:: WHAT TO WORK ON ::
Write out every one of the entries below word for word, keeping each line unchanged.
[Start of EXCERPTED RECORDS]
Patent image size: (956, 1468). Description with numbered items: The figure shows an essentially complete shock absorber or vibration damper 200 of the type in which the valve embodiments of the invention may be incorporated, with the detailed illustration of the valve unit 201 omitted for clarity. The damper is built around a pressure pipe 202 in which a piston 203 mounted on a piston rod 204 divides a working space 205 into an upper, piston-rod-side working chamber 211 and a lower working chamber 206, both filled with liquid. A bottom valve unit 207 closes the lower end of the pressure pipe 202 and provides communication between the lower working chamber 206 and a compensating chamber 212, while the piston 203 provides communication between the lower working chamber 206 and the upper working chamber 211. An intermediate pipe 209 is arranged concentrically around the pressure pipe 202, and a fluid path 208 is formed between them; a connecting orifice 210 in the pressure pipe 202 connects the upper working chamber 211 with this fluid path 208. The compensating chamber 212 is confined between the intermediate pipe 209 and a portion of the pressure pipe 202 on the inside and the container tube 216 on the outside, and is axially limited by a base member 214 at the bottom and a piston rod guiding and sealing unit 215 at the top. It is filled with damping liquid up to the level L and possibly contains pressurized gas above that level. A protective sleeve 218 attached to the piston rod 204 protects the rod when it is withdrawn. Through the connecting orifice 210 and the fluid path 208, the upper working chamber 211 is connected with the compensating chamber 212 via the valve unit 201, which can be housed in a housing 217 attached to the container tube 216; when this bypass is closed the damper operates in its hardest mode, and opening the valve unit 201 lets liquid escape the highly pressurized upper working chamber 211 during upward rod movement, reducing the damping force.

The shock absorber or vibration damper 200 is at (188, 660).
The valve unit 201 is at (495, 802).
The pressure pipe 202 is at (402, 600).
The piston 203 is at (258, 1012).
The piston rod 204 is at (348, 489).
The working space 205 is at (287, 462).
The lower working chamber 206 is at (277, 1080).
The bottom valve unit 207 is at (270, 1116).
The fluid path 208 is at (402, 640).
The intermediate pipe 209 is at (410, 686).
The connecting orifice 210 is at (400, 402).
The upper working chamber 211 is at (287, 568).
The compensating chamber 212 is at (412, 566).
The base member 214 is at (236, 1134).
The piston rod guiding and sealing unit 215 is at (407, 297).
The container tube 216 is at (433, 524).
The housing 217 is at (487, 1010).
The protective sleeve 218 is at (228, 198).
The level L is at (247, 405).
[End of EXCERPTED RECORDS]
:: THE OUTPUT ::
Patent image size: (956, 1468). Description with numbered items: The figure shows an essentially complete shock absorber or vibration damper 200 of the type in which the valve embodiments of the invention may be incorporated, with the detailed illustration of the valve unit 201 omitted for clarity. The damper is built around a pressure pipe 202 in which a piston 203 mounted on a piston rod 204 divides a working space 205 into an upper, piston-rod-side working chamber 211 and a lower working chamber 206, both filled with liquid. A bottom valve unit 207 closes the lower end of the pressure pipe 202 and provides communication between the lower working chamber 206 and a compensating chamber 212, while the piston 203 provides communication between the lower working chamber 206 and the upper working chamber 211. An intermediate pipe 209 is arranged concentrically around the pressure pipe 202, and a fluid path 208 is formed between them; a connecting orifice 210 in the pressure pipe 202 connects the upper working chamber 211 with this fluid path 208. The compensating chamber 212 is confined between the intermediate pipe 209 and a portion of the pressure pipe 202 on the inside and the container tube 216 on the outside, and is axially limited by a base member 214 at the bottom and a piston rod guiding and sealing unit 215 at the top. It is filled with damping liquid up to the level L and possibly contains pressurized gas above that level. A protective sleeve 218 attached to the piston rod 204 protects the rod when it is withdrawn. Through the connecting orifice 210 and the fluid path 208, the upper working chamber 211 is connected with the compensating chamber 212 via the valve unit 201, which can be housed in a housing 217 attached to the container tube 216; when this bypass is closed the damper operates in its hardest mode, and opening the valve unit 201 lets liquid escape the highly pressurized upper working chamber 211 during upward rod movement, reducing the damping force.

The shock absorber or vibration damper 200 is at (188, 660).
The valve unit 201 is at (495, 802).
The pressure pipe 202 is at (402, 600).
The piston 203 is at (258, 1012).
The piston rod 204 is at (348, 489).
The working space 205 is at (287, 462).
The lower working chamber 206 is at (277, 1080).
The bottom valve unit 207 is at (270, 1116).
The fluid path 208 is at (402, 640).
The intermediate pipe 209 is at (410, 686).
The connecting orifice 210 is at (400, 402).
The upper working chamber 211 is at (287, 568).
The compensating chamber 212 is at (412, 566).
The base member 214 is at (236, 1134).
The piston rod guiding and sealing unit 215 is at (407, 297).
The container tube 216 is at (433, 524).
The housing 217 is at (487, 1010).
The protective sleeve 218 is at (228, 198).
The level L is at (247, 405).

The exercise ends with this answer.